STATED EXERCISE:
Can you find the lines of the listing that include "content" and copy every one?

RECORDS TO PROCESS:

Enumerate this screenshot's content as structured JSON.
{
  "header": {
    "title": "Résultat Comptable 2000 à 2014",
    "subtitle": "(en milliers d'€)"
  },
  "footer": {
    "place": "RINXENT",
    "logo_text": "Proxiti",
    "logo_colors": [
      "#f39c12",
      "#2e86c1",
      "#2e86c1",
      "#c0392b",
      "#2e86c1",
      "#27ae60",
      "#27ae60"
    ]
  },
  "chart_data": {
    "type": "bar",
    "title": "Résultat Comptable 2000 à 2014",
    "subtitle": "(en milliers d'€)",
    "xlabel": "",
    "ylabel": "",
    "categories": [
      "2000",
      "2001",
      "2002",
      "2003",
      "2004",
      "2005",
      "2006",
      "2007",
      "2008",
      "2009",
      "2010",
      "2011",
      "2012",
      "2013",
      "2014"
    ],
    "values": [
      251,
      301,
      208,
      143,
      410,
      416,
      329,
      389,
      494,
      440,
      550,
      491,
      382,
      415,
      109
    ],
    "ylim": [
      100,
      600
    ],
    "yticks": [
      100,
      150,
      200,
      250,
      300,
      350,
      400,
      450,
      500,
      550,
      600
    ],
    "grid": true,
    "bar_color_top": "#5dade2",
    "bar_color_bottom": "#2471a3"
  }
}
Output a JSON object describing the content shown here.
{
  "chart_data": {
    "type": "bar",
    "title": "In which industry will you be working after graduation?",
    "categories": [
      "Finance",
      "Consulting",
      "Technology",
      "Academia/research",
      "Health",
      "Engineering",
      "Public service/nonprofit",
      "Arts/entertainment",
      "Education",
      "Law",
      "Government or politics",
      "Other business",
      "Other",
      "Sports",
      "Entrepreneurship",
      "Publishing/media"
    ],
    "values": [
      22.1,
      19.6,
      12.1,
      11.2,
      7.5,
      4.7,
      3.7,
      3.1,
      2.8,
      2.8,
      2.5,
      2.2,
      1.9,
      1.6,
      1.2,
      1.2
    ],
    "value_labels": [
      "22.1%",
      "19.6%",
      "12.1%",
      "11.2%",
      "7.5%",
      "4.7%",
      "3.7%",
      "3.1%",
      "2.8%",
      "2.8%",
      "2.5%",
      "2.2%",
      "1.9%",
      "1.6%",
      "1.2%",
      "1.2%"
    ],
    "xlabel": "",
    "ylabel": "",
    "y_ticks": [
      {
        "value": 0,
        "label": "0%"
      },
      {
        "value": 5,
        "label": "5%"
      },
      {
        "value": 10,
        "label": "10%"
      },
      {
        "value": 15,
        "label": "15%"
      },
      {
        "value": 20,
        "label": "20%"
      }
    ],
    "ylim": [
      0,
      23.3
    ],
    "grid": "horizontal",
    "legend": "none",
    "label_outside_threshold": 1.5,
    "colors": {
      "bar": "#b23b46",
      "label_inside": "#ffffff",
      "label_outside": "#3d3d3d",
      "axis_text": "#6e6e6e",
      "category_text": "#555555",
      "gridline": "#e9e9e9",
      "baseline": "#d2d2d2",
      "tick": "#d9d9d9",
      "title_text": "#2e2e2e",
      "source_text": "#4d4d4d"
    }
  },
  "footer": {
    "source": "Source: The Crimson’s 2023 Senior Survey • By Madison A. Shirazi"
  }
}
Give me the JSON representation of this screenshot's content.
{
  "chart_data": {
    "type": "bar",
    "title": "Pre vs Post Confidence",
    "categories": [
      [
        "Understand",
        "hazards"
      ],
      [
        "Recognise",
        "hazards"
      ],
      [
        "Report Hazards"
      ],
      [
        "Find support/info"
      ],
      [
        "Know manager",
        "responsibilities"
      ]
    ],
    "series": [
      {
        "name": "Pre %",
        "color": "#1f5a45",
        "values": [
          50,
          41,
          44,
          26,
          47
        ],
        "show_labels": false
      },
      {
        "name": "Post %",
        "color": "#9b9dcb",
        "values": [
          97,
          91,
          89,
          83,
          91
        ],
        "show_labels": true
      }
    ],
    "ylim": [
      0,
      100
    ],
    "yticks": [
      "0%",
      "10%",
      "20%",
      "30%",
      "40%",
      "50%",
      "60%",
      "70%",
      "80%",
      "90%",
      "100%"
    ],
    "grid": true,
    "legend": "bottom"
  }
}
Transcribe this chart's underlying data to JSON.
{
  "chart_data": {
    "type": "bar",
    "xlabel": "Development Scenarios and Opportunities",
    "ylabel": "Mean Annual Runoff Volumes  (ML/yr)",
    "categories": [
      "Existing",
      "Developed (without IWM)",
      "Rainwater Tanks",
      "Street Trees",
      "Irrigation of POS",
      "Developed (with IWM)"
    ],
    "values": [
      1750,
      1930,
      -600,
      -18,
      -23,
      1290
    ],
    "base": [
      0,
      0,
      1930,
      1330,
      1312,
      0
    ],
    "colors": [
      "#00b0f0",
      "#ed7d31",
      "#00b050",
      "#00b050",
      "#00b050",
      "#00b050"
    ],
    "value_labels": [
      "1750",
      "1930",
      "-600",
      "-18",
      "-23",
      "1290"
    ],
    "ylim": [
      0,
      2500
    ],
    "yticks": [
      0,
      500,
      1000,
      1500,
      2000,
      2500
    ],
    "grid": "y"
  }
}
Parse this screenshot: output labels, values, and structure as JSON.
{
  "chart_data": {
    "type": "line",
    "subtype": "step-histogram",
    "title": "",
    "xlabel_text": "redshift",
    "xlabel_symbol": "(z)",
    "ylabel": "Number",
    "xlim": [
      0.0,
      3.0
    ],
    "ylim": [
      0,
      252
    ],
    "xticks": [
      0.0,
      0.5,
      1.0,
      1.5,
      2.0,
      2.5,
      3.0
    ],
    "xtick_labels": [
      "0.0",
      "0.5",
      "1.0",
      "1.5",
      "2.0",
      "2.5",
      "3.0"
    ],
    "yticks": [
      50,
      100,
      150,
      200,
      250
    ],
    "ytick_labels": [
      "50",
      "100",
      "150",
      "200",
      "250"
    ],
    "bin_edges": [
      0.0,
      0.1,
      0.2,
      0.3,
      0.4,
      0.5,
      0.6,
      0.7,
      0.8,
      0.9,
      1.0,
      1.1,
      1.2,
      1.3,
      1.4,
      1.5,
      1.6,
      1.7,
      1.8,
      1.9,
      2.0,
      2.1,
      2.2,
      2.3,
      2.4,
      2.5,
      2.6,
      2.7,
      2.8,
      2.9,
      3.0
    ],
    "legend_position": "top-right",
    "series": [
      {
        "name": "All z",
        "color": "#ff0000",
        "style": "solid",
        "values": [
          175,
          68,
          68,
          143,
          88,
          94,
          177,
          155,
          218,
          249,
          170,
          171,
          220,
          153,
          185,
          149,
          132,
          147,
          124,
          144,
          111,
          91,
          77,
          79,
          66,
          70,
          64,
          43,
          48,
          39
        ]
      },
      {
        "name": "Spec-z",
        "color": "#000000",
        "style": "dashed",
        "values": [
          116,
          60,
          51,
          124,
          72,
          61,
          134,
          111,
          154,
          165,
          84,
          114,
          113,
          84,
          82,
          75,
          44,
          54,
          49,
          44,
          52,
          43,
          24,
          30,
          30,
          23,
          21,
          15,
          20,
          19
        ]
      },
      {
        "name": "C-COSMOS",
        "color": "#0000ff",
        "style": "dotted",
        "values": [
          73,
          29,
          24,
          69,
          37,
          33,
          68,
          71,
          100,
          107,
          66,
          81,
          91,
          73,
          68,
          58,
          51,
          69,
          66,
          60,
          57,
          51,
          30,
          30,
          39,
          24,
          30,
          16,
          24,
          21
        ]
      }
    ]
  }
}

TASK SOLUTION:
Enumerate this screenshot's content as structured JSON.
Output a JSON object describing the content shown here.
Give me the JSON representation of this screenshot's content.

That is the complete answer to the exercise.